▶ _What you should do_
From the entries below, pull out each line where "icon" appears.
#### Entries shown ####
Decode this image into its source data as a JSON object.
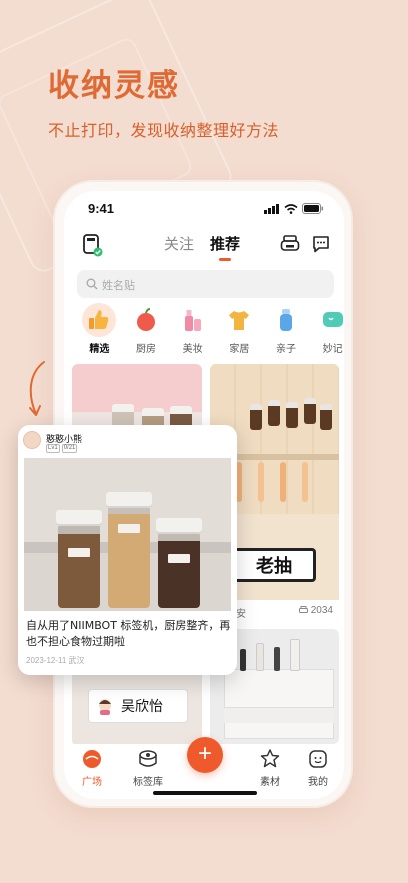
{
  "promo": {
    "headline": "收纳灵感",
    "subline": "不止打印，发现收纳整理好方法"
  },
  "status_bar": {
    "time": "9:41"
  },
  "top_nav": {
    "tabs": [
      {
        "label": "关注",
        "active": false
      },
      {
        "label": "推荐",
        "active": true
      }
    ]
  },
  "search": {
    "placeholder": "姓名贴"
  },
  "categories": [
    {
      "label": "精选",
      "active": true,
      "icon": "thumbs-up-icon",
      "color": "#f7a53a"
    },
    {
      "label": "厨房",
      "active": false,
      "icon": "apple-icon",
      "color": "#ef5a4b"
    },
    {
      "label": "美妆",
      "active": false,
      "icon": "cosmetics-icon",
      "color": "#f08aa6"
    },
    {
      "label": "家居",
      "active": false,
      "icon": "shirt-icon",
      "color": "#f2b540"
    },
    {
      "label": "亲子",
      "active": false,
      "icon": "bottle-icon",
      "color": "#5aa7e8"
    },
    {
      "label": "妙记",
      "active": false,
      "icon": "chat-icon",
      "color": "#4fcbb6"
    }
  ],
  "feed": {
    "card_b": {
      "label_text": "老抽",
      "author_fragment": "月早安",
      "count": "2034"
    },
    "card_d": {
      "label_text": "吴欣怡"
    }
  },
  "popup": {
    "username": "憨憨小熊",
    "badges": [
      "Lv1",
      "0/21"
    ],
    "description": "自从用了NIIMBOT 标签机，厨房整齐，再也不担心食物过期啦",
    "date_location": "2023-12-11 武汉"
  },
  "tab_bar": {
    "items": [
      {
        "label": "广场",
        "active": true
      },
      {
        "label": "标签库",
        "active": false
      },
      {
        "label": "素材",
        "active": false
      },
      {
        "label": "我的",
        "active": false
      }
    ],
    "fab_symbol": "+"
  },
  "colors": {
    "accent": "#ef5a2c",
    "headline": "#e06a34",
    "background": "#f3dcd0"
  }
}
####
▶ _Written reply_
      "icon": "thumbs-up-icon",
      "icon": "apple-icon",
      "icon": "cosmetics-icon",
      "icon": "shirt-icon",
      "icon": "bottle-icon",
      "icon": "chat-icon",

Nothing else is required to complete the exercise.